The exercise:
Swap "Real GDP per Year" for "Real GDP per Annum" in the listing from its first line through the line containing "x-axis-break — [165, 612, 184, 626]", and write out only those lines with everything else unchanged.

************

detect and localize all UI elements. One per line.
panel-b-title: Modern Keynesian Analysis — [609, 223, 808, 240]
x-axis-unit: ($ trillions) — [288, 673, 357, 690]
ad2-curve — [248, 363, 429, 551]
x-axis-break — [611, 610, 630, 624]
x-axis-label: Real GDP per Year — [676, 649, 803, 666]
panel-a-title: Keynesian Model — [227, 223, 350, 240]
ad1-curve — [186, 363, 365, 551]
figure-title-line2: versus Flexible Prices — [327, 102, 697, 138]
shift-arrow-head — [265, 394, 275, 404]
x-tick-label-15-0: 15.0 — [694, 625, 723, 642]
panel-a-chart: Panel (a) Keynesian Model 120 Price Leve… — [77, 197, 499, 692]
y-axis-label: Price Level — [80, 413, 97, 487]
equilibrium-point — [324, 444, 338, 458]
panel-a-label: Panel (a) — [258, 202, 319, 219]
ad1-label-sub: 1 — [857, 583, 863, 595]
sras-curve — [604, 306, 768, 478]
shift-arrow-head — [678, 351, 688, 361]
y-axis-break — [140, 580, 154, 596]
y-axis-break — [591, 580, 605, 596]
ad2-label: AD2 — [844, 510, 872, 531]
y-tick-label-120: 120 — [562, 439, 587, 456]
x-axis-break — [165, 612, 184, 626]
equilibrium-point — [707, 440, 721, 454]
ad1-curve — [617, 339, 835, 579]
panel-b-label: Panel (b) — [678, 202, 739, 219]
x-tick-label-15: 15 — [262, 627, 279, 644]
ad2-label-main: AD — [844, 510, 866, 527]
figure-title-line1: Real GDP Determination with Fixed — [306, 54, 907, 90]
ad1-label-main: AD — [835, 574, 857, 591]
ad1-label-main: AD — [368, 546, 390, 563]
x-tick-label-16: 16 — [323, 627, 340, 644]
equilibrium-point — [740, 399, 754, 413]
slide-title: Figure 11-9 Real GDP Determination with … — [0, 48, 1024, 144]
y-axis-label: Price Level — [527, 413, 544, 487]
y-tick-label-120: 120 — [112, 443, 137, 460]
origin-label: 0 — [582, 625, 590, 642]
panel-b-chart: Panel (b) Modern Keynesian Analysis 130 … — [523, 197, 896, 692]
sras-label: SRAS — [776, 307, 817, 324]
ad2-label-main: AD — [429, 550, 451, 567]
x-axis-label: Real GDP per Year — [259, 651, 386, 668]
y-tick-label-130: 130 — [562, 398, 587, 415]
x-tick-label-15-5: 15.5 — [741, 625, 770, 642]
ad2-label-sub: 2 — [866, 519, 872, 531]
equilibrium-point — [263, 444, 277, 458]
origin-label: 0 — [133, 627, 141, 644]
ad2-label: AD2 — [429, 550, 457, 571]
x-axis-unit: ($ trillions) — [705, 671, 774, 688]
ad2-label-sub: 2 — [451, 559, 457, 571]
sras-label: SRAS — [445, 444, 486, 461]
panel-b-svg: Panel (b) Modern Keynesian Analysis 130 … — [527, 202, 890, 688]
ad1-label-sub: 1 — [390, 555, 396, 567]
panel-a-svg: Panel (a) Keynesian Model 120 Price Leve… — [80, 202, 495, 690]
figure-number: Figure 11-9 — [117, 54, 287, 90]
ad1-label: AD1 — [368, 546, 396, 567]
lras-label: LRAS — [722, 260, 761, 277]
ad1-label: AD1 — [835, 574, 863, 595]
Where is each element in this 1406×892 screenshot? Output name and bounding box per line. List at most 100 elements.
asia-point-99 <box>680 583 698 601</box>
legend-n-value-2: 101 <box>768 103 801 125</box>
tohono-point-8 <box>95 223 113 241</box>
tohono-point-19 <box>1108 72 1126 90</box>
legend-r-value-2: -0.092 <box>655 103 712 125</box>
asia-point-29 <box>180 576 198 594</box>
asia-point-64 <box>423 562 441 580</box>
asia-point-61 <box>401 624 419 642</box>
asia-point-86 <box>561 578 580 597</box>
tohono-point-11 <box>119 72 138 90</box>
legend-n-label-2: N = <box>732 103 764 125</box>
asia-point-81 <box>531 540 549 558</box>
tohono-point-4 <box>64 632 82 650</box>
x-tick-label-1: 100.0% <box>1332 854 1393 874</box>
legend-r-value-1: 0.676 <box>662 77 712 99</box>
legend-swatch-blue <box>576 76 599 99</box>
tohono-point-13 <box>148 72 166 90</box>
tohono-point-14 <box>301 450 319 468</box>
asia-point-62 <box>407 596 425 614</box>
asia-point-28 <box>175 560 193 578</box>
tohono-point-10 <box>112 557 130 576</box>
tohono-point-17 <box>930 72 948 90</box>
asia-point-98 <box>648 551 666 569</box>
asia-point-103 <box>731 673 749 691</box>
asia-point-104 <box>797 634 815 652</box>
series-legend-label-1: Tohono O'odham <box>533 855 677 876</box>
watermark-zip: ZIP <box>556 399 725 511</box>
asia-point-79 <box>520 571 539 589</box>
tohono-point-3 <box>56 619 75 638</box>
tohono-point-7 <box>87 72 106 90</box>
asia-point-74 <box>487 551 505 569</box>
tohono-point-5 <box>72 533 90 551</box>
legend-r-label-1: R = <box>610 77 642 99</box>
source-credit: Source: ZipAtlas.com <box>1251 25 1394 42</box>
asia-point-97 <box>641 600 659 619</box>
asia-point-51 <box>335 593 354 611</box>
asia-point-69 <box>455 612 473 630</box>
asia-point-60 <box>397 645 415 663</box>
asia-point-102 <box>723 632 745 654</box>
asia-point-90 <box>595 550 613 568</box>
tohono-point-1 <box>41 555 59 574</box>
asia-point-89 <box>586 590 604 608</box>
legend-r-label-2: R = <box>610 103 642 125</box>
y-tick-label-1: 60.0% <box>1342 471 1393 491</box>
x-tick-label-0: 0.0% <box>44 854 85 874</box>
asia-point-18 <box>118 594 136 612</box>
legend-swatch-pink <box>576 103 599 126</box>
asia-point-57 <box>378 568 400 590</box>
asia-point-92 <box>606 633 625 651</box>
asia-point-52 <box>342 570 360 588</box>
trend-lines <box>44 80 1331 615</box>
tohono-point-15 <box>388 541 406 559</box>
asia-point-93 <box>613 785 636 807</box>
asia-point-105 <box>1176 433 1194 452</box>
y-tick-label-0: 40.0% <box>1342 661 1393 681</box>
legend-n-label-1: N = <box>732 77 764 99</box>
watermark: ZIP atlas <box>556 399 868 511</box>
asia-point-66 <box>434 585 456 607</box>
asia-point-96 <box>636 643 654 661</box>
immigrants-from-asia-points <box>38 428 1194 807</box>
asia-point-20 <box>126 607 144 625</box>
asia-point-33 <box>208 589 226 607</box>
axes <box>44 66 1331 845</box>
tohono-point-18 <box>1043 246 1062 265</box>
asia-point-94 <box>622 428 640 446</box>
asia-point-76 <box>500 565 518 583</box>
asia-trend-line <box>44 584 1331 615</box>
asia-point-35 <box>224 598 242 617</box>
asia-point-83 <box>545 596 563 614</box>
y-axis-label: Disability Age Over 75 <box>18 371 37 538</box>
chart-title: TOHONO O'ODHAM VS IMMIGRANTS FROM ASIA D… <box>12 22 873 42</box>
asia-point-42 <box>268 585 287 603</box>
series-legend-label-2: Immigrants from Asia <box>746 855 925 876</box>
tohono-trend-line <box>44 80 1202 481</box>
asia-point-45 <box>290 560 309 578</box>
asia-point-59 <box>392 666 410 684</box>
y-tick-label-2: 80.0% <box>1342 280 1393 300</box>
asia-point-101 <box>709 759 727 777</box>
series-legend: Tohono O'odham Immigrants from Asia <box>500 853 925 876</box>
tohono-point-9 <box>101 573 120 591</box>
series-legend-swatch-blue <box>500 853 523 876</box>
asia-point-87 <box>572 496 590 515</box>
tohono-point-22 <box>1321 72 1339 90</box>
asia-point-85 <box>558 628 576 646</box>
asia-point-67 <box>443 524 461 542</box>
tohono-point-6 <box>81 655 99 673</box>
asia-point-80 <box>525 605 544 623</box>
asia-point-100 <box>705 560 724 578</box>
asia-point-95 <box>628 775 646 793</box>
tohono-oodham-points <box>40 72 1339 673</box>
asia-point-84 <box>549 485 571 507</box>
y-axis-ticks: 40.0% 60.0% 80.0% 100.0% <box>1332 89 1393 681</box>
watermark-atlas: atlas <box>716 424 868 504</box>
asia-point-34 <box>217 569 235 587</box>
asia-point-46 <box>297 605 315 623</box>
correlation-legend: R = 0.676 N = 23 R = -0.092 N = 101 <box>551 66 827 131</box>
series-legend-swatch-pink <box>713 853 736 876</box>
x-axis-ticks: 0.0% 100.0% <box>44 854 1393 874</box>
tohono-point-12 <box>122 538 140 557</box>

************

Output for this task:
detect and localize all UI elements. One per line.
panel-b-title: Modern Keynesian Analysis — [609, 223, 808, 240]
x-axis-unit: ($ trillions) — [288, 673, 357, 690]
ad2-curve — [248, 363, 429, 551]
x-axis-break — [611, 610, 630, 624]
x-axis-label: Real GDP per Annum — [676, 649, 803, 666]
panel-a-title: Keynesian Model — [227, 223, 350, 240]
ad1-curve — [186, 363, 365, 551]
figure-title-line2: versus Flexible Prices — [327, 102, 697, 138]
shift-arrow-head — [265, 394, 275, 404]
x-tick-label-15-0: 15.0 — [694, 625, 723, 642]
panel-a-chart: Panel (a) Keynesian Model 120 Price Leve… — [77, 197, 499, 692]
y-axis-label: Price Level — [80, 413, 97, 487]
equilibrium-point — [324, 444, 338, 458]
panel-a-label: Panel (a) — [258, 202, 319, 219]
ad1-label-sub: 1 — [857, 583, 863, 595]
sras-curve — [604, 306, 768, 478]
shift-arrow-head — [678, 351, 688, 361]
y-axis-break — [140, 580, 154, 596]
y-axis-break — [591, 580, 605, 596]
ad2-label: AD2 — [844, 510, 872, 531]
y-tick-label-120: 120 — [562, 439, 587, 456]
x-axis-break — [165, 612, 184, 626]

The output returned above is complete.